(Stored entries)

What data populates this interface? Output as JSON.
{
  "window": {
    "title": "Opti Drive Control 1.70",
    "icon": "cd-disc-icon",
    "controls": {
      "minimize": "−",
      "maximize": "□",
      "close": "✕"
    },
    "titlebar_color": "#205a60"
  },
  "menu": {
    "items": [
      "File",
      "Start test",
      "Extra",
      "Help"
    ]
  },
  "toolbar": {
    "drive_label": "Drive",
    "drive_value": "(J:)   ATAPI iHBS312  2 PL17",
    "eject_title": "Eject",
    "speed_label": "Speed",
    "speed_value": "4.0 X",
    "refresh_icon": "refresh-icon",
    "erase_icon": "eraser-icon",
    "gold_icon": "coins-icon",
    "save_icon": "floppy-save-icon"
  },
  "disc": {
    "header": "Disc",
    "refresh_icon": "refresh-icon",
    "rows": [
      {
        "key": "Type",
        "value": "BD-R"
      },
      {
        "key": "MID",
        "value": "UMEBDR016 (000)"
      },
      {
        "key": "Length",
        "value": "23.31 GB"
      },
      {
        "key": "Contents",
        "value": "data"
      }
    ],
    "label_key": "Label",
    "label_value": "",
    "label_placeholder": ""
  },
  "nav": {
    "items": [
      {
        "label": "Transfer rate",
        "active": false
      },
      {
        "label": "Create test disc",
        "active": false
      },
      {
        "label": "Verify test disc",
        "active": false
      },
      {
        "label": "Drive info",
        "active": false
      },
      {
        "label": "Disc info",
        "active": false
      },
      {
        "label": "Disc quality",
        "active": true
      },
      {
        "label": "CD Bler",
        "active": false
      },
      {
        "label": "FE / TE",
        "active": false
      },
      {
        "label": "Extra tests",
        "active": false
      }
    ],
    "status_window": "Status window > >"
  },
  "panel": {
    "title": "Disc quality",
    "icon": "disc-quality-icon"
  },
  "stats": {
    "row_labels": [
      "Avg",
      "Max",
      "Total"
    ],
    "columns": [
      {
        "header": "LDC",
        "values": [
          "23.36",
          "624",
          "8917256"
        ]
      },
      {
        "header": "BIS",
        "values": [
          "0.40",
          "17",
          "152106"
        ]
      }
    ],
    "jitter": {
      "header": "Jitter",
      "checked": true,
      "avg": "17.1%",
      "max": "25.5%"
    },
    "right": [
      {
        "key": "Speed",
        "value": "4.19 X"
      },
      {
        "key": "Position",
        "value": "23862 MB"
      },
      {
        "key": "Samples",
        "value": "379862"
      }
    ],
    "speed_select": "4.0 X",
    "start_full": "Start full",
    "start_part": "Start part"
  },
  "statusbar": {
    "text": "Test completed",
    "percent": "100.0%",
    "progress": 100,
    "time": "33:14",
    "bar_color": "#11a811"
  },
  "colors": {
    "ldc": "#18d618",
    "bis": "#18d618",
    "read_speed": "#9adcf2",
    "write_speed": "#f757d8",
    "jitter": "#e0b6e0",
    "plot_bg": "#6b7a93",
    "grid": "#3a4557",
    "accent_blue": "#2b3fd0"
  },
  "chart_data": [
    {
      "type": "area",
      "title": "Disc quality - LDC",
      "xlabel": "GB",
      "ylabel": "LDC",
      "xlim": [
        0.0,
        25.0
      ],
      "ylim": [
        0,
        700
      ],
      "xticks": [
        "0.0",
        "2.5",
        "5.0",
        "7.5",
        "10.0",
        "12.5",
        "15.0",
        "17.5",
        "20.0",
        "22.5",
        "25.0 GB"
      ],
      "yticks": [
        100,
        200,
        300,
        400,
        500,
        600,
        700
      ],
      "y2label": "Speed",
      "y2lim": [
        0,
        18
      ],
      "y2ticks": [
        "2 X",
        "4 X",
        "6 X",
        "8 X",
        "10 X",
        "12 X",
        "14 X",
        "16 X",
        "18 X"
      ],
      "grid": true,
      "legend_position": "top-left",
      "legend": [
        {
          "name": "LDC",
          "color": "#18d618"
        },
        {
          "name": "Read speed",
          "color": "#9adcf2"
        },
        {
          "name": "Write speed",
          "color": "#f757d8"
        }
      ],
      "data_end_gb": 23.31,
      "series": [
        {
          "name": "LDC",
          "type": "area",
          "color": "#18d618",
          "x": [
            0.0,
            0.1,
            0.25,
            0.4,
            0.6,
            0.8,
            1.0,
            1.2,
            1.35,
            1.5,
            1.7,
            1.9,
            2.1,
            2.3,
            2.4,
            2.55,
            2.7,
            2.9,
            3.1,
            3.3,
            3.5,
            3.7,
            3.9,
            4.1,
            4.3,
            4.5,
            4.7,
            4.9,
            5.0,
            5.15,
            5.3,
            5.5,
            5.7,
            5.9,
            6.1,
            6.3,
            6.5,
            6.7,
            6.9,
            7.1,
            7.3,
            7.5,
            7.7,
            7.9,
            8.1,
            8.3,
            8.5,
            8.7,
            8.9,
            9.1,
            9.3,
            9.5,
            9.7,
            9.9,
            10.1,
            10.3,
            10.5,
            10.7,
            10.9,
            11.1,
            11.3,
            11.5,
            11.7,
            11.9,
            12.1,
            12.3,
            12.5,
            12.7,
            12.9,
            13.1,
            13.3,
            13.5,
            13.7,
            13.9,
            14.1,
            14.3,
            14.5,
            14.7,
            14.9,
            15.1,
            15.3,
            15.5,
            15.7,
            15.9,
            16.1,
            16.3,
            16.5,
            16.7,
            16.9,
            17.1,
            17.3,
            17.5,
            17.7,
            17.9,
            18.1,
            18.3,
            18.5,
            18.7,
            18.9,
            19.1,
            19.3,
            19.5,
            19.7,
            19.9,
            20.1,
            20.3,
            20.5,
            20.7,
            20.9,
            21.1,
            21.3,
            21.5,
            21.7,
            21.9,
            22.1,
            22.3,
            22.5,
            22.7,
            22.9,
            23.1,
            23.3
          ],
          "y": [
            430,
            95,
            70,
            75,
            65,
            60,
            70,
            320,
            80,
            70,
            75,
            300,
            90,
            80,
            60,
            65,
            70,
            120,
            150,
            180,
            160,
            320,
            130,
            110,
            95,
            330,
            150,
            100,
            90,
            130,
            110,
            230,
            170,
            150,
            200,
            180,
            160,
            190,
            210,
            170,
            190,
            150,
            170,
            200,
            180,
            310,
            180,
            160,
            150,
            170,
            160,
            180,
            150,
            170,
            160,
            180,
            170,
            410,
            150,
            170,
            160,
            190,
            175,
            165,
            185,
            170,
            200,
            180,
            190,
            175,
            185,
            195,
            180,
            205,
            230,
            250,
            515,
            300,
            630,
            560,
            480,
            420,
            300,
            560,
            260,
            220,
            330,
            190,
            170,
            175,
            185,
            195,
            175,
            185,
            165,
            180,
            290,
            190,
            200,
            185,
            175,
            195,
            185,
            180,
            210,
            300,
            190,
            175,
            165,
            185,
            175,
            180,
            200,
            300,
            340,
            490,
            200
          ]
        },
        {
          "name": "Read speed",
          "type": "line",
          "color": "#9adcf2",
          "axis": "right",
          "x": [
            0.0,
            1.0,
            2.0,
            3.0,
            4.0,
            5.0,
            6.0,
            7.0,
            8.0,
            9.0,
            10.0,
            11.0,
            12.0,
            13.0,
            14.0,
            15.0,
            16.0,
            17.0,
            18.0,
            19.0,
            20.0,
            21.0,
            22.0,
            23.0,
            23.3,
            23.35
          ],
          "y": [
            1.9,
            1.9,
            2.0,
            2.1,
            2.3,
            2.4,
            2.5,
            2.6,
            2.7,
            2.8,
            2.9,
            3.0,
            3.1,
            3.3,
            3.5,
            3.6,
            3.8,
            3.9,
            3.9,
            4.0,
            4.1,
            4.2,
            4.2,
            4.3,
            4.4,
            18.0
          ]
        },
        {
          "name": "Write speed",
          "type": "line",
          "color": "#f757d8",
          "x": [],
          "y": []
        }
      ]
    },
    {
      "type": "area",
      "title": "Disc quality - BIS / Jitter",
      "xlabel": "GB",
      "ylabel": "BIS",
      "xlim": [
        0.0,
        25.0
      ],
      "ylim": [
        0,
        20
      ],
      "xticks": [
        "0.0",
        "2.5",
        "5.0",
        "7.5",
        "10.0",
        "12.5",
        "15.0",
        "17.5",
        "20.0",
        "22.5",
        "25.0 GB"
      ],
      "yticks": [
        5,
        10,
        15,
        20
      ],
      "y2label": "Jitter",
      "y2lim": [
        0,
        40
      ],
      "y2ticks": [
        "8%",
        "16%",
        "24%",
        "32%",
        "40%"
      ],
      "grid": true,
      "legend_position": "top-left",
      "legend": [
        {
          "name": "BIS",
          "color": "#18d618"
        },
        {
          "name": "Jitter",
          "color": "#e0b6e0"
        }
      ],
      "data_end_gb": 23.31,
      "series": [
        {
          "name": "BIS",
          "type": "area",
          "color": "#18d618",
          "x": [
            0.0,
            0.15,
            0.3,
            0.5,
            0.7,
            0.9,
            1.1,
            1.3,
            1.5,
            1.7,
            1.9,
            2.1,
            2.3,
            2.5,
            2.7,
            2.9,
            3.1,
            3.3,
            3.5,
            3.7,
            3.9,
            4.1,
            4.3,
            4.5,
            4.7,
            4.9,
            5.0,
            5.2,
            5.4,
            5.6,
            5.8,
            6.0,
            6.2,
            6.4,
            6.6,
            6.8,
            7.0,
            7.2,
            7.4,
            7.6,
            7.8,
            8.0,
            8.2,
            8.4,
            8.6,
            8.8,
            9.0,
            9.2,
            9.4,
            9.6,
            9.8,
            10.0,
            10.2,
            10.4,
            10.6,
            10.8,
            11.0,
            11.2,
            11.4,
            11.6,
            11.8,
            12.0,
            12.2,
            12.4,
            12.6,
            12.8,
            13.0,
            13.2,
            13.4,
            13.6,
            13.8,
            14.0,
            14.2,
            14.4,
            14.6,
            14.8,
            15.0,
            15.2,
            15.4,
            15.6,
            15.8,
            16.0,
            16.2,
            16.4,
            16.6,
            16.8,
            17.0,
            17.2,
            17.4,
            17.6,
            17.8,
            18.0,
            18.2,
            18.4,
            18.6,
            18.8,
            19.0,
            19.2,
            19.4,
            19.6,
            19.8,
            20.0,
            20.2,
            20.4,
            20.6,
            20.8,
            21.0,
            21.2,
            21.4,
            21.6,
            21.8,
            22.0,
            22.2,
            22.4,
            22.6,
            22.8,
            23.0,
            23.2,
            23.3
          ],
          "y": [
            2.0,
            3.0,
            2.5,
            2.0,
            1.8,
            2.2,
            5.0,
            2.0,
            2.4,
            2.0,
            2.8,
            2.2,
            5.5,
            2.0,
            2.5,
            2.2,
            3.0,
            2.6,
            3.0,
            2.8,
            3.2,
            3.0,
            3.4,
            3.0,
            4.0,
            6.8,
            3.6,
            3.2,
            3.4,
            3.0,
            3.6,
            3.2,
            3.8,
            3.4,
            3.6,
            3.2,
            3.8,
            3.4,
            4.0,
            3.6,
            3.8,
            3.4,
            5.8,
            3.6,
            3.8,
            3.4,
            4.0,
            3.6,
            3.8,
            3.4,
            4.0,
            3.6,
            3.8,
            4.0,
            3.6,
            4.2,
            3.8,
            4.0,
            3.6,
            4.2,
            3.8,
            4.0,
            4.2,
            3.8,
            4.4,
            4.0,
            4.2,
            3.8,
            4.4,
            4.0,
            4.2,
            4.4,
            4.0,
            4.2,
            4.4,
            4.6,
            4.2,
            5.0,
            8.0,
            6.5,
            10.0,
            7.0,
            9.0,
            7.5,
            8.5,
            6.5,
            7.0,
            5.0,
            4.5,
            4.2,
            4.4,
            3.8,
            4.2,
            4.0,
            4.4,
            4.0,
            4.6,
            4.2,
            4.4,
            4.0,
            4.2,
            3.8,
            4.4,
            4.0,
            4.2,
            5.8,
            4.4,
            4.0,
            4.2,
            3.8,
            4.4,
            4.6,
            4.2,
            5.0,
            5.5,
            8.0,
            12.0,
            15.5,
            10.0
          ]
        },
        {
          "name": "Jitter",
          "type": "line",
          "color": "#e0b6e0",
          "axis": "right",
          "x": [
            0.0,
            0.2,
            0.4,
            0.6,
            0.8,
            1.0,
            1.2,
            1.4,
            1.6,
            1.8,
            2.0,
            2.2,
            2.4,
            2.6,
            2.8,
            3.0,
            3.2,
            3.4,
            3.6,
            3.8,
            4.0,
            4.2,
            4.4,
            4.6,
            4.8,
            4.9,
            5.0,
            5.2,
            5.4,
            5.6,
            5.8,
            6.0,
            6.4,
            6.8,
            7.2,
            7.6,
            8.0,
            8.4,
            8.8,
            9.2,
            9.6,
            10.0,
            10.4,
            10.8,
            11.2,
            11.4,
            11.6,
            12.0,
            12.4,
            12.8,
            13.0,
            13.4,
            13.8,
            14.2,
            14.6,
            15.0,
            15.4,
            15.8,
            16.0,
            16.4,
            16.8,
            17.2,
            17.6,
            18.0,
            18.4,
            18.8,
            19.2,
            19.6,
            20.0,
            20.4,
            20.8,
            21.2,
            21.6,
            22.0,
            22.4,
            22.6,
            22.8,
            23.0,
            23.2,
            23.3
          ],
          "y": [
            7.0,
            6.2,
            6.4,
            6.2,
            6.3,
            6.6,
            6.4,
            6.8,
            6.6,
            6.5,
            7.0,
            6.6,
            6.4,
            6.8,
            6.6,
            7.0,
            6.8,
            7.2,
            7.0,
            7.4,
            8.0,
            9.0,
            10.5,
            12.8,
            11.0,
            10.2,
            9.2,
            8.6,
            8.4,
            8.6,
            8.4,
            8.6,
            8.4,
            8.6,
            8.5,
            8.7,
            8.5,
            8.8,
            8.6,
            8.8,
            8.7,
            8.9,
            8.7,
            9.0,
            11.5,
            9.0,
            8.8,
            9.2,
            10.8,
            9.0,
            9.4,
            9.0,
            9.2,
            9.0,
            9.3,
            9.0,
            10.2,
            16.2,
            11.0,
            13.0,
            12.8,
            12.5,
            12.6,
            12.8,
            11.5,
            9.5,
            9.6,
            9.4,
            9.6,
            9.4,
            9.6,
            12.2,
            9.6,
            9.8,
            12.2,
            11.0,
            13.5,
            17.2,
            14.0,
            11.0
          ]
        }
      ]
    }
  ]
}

--- Work to be completed ---
Counting only lines of the data above that hold "true", report the total and nothing else.

--- Answer to the task ---
4